== What you are asked to do ==
Identify every line containing the word "norte" and reproduce each one.
— START Material for this exercise —
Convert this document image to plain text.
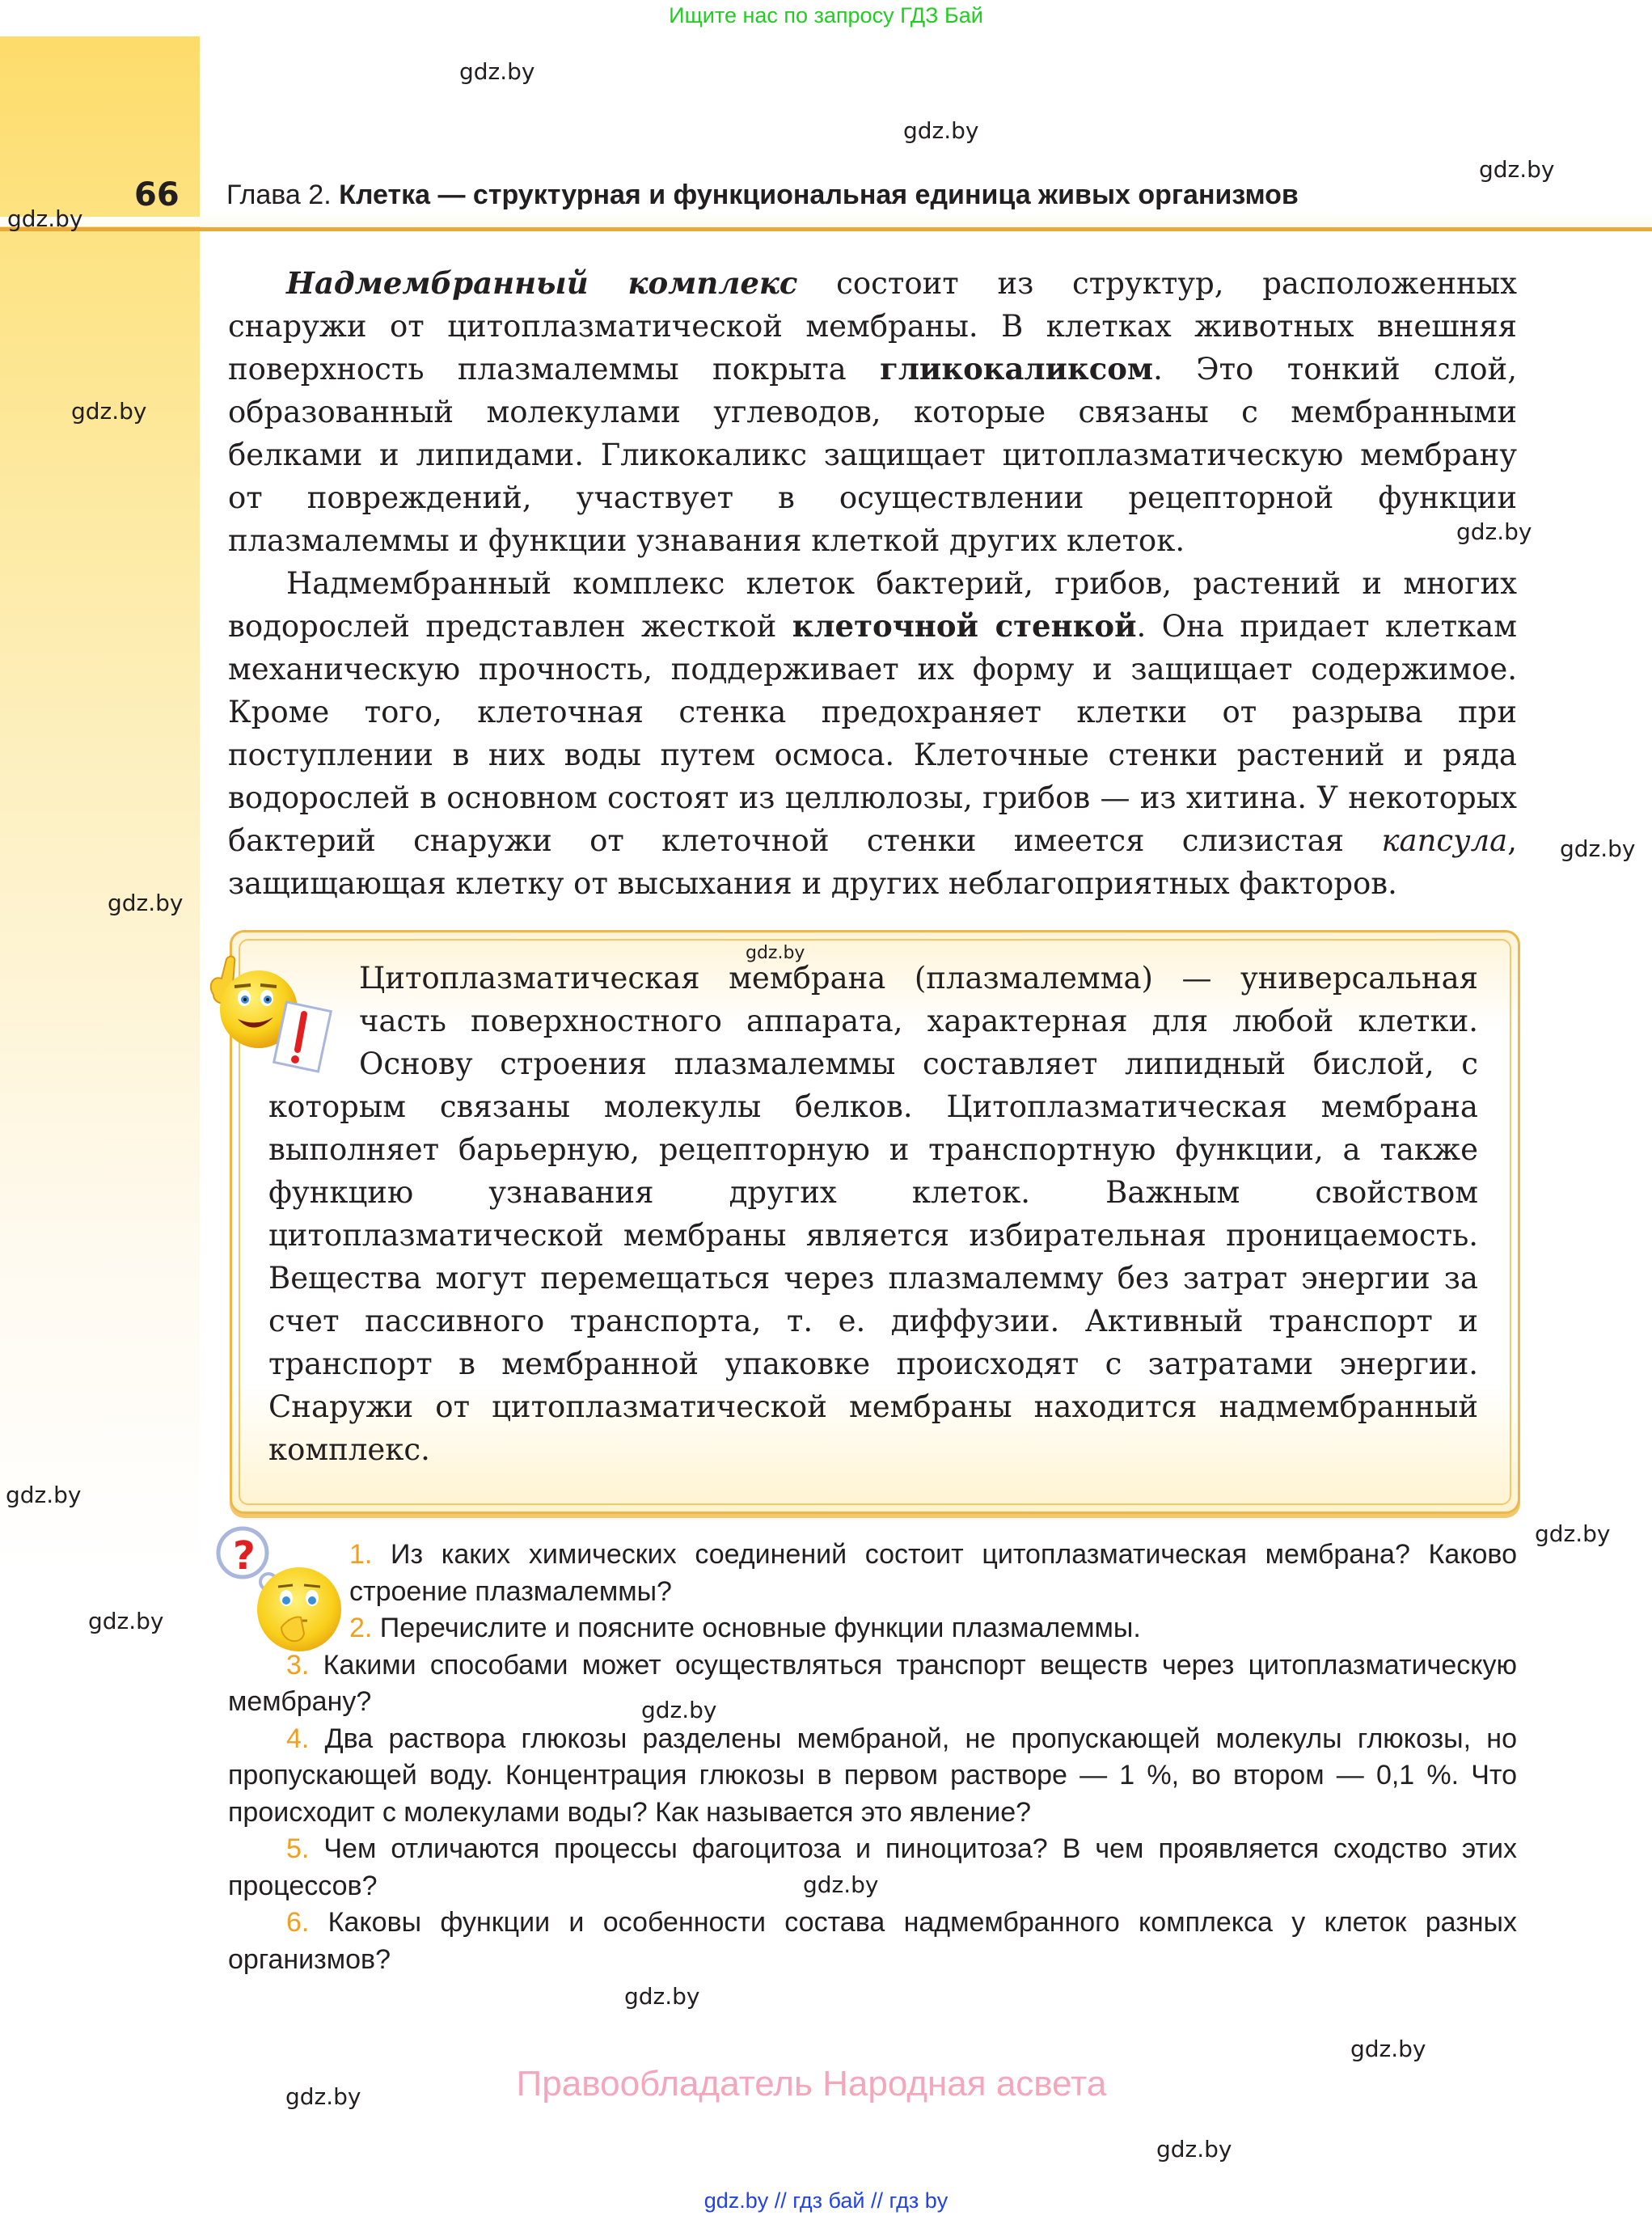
Ищите нас по запросу ГДЗ Бай
66 Глава 2. Клетка — структурная и функциональная единица живых организмов
gdz.by
gdz.by
gdz.by
gdz.by
gdz.by
gdz.by
gdz.by
gdz.by
gdz.by
gdz.by
gdz.by
gdz.by
gdz.by
gdz.by
gdz.by
gdz.by
gdz.by

Надмембранный комплекс состоит из структур, расположенных снаружи от цитоплазматической мембраны. В клетках животных внешняя поверхность плазмалеммы покрыта гликокаликсом. Это тонкий слой, образованный молекулами углеводов, которые связаны с мембранными белками и липидами. Гликокаликс защищает цитоплазматическую мембрану от повреждений, участвует в осуществлении рецепторной функции плазмалеммы и функции узнавания клеткой других клеток.

Надмембранный комплекс клеток бактерий, грибов, растений и многих водорослей представлен жесткой клеточной стенкой. Она придает клеткам механическую прочность, поддерживает их форму и защищает содержимое. Кроме того, клеточная стенка предохраняет клетки от разрыва при поступлении в них воды путем осмоса. Клеточные стенки растений и ряда водорослей в основном состоят из целлюлозы, грибов — из хитина. У некоторых бактерий снаружи от клеточной стенки имеется слизистая капсула, защищающая клетку от высыхания и других неблагоприятных факторов.

gdz.by
Цитоплазматическая мембрана (плазмалемма) — универсальная часть поверхностного аппарата, характерная для любой клетки. Основу строения плазмалеммы составляет липидный бислой, с которым связаны молекулы белков. Цитоплазматическая мембрана выполняет барьерную, рецепторную и транспортную функции, а также функцию узнавания других клеток. Важным свойством цитоплазматической мембраны является избирательная проницаемость. Вещества могут перемещаться через плазмалемму без затрат энергии за счет пассивного транспорта, т. е. диффузии. Активный транспорт и транспорт в мембранной упаковке происходят с затратами энергии. Снаружи от цитоплазматической мембраны находится надмембранный комплекс.
?	1. Из каких химических соединений состоит цитоплазматическая мембрана? Каково строение плазмалеммы?

2. Перечислите и поясните основные функции плазмалеммы.

3. Какими способами может осуществляться транспорт веществ через цитоплазматическую мембрану?

4. Два раствора глюкозы разделены мембраной, не пропускающей молекулы глюкозы, но пропускающей воду. Концентрация глюкозы в первом растворе — 1 %, во втором — 0,1 %. Что происходит с молекулами воды? Как называется это явление?

5. Чем отличаются процессы фагоцитоза и пиноцитоза? В чем проявляется сходство этих процессов?

6. Каковы функции и особенности состава надмембранного комплекса у клеток разных организмов?

Правообладатель Народная асвета
gdz.by // гдз бай // гдз by
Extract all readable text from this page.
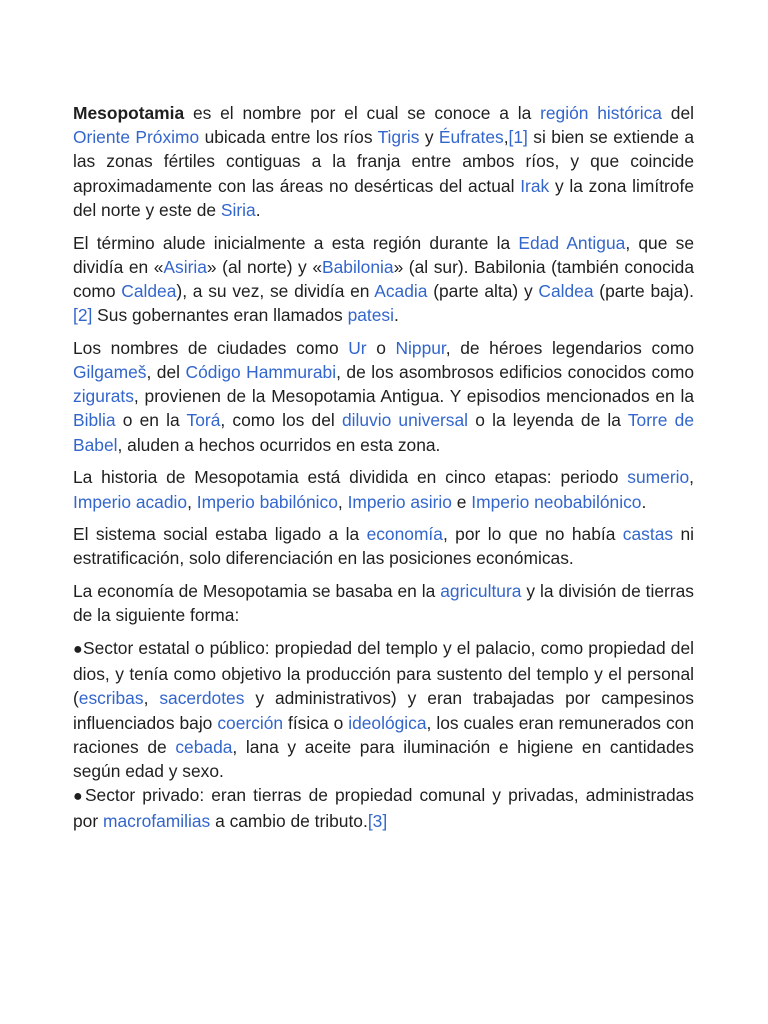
Mesopotamia es el nombre por el cual se conoce a la región histórica del Oriente Próximo ubicada entre los ríos Tigris y Éufrates,[1] si bien se extiende a las zonas fértiles contiguas a la franja entre ambos ríos, y que coincide aproximadamente con las áreas no desérticas del actual Irak y la zona limítrofe del norte y este de Siria.

El término alude inicialmente a esta región durante la Edad Antigua, que se dividía en «Asiria» (al norte) y «Babilonia» (al sur). Babilonia (también conocida como Caldea), a su vez, se dividía en Acadia (parte alta) y Caldea (parte baja).[2] Sus gobernantes eran llamados patesi.

Los nombres de ciudades como Ur o Nippur, de héroes legendarios como Gilgameš, del Código Hammurabi, de los asombrosos edificios conocidos como zigurats, provienen de la Mesopotamia Antigua. Y episodios mencionados en la Biblia o en la Torá, como los del diluvio universal o la leyenda de la Torre de Babel, aluden a hechos ocurridos en esta zona.

La historia de Mesopotamia está dividida en cinco etapas: periodo sumerio, Imperio acadio, Imperio babilónico, Imperio asirio e Imperio neobabilónico.

El sistema social estaba ligado a la economía, por lo que no había castas ni estratificación, solo diferenciación en las posiciones económicas.

La economía de Mesopotamia se basaba en la agricultura y la división de tierras de la siguiente forma:

●Sector estatal o público: propiedad del templo y el palacio, como propiedad del dios, y tenía como objetivo la producción para sustento del templo y el personal (escribas, sacerdotes y administrativos) y eran trabajadas por campesinos influenciados bajo coerción física o ideológica, los cuales eran remunerados con raciones de cebada, lana y aceite para iluminación e higiene en cantidades según edad y sexo.

●Sector privado: eran tierras de propiedad comunal y privadas, administradas por macrofamilias a cambio de tributo.[3]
— END Material for this exercise —
== Solution to the problem ==
Mesopotamia es el nombre por el cual se conoce a la región histórica del Oriente Próximo ubicada entre los ríos Tigris y Éufrates,[1] si bien se extiende a las zonas fértiles contiguas a la franja entre ambos ríos, y que coincide aproximadamente con las áreas no desérticas del actual Irak y la zona limítrofe del norte y este de Siria.
El término alude inicialmente a esta región durante la Edad Antigua, que se dividía en «Asiria» (al norte) y «Babilonia» (al sur). Babilonia (también conocida como Caldea), a su vez, se dividía en Acadia (parte alta) y Caldea (parte baja).[2] Sus gobernantes eran llamados patesi.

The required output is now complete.